## EXERCISE TASK
Copy all lines of the listing that include the string "参与国自然或国家重大".

## INPUT RECORDS
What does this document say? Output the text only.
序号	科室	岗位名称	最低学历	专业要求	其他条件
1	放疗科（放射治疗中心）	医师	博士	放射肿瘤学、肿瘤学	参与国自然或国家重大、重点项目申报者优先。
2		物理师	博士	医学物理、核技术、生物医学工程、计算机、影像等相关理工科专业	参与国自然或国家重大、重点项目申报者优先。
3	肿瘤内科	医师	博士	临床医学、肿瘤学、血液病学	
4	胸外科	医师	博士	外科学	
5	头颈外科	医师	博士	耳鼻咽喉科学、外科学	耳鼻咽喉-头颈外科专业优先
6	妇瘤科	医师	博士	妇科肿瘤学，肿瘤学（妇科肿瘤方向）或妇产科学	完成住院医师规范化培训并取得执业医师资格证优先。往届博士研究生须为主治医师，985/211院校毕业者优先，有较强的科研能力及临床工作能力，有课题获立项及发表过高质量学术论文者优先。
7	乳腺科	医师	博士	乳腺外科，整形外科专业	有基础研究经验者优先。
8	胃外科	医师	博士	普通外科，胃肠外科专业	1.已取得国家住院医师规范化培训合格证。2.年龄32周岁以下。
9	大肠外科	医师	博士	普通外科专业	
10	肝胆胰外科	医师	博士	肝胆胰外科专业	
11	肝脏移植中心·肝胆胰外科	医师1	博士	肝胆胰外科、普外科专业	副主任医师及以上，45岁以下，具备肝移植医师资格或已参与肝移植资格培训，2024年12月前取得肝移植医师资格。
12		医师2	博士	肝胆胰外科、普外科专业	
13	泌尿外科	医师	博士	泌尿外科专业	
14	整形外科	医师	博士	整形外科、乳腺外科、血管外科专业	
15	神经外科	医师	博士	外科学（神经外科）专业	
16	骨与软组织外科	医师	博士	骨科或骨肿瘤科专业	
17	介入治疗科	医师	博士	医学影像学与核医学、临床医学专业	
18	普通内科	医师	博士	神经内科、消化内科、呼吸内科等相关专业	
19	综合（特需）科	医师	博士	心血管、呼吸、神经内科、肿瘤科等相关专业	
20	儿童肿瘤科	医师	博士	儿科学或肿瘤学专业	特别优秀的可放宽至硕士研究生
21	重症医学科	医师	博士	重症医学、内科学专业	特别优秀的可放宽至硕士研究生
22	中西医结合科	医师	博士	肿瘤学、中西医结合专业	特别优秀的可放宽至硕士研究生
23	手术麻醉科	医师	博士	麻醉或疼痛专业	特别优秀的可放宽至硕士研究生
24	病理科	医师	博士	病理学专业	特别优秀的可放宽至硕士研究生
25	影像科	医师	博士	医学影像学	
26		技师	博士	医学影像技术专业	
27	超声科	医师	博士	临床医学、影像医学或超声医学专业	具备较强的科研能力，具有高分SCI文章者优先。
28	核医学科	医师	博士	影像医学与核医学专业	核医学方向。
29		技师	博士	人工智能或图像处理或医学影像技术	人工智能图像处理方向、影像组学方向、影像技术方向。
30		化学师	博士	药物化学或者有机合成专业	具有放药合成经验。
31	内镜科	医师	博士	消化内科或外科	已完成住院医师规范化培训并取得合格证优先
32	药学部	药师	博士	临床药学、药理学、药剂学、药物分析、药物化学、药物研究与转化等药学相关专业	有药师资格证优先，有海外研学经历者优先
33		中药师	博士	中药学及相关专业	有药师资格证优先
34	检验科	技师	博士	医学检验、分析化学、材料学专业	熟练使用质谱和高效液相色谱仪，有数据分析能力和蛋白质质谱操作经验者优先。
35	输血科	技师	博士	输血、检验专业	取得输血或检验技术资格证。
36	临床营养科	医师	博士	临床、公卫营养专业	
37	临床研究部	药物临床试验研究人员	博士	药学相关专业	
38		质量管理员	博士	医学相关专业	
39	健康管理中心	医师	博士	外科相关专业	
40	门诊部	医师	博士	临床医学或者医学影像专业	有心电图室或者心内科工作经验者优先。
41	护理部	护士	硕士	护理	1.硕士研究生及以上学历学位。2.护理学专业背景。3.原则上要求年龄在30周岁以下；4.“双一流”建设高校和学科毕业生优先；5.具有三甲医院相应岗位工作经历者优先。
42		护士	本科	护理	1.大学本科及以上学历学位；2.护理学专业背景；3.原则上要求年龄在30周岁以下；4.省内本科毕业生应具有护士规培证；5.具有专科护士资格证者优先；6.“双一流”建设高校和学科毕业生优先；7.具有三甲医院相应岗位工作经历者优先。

## FINISHED EXERCISE
1	放疗科（放射治疗中心）	医师	博士	放射肿瘤学、肿瘤学	参与国自然或国家重大、重点项目申报者优先。
2		物理师	博士	医学物理、核技术、生物医学工程、计算机、影像等相关理工科专业	参与国自然或国家重大、重点项目申报者优先。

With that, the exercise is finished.